Collected data entries =>
============
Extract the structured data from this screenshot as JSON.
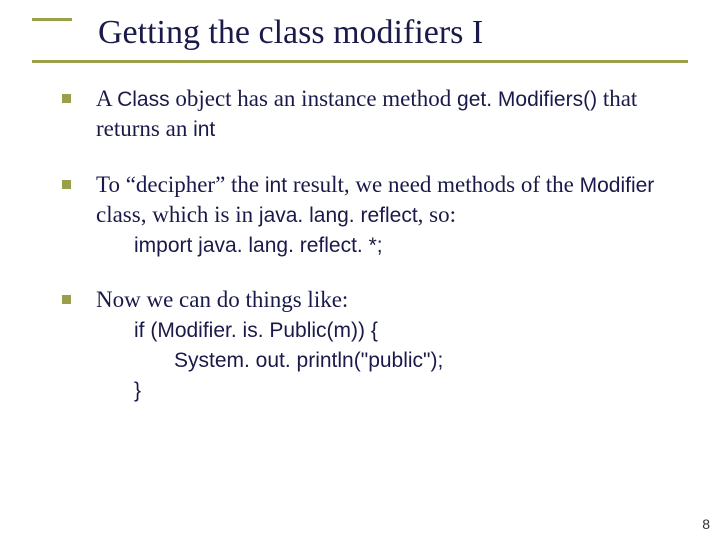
{
  "title": "Getting the class modifiers I",
  "page": "8",
  "accent_color": "#9aa04a",
  "items": [
    {
      "t0": "A ",
      "t1": "Class",
      "t2": " object has an instance method ",
      "t3": "get. Modifiers()",
      "t4": " that returns an ",
      "t5": "int"
    },
    {
      "t0": "To “decipher” the ",
      "t1": "int",
      "t2": " result, we need methods of the ",
      "t3": "Modifier",
      "t4": " class, which is in ",
      "t5": "java. lang. reflect",
      "t6": ", so:",
      "code0": "import java. lang. reflect. *;"
    },
    {
      "t0": "Now we can do things like:",
      "code0": "if (Modifier. is. Public(m)) {",
      "code1": "System. out. println(\"public\");",
      "code2": "}"
    }
  ]
}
============
SET EXERCISE =>
Transcribe every record above exactly, leaving out the pictures.

OUTPUT FOR THIS TASK =>
Extract the structured data from this screenshot as JSON.
{
  "title": "Getting the class modifiers I",
  "page": "8",
  "accent_color": "#9aa04a",
  "items": [
    {
      "t0": "A ",
      "t1": "Class",
      "t2": " object has an instance method ",
      "t3": "get. Modifiers()",
      "t4": " that returns an ",
      "t5": "int"
    },
    {
      "t0": "To “decipher” the ",
      "t1": "int",
      "t2": " result, we need methods of the ",
      "t3": "Modifier",
      "t4": " class, which is in ",
      "t5": "java. lang. reflect",
      "t6": ", so:",
      "code0": "import java. lang. reflect. *;"
    },
    {
      "t0": "Now we can do things like:",
      "code0": "if (Modifier. is. Public(m)) {",
      "code1": "System. out. println(\"public\");",
      "code2": "}"
    }
  ]
}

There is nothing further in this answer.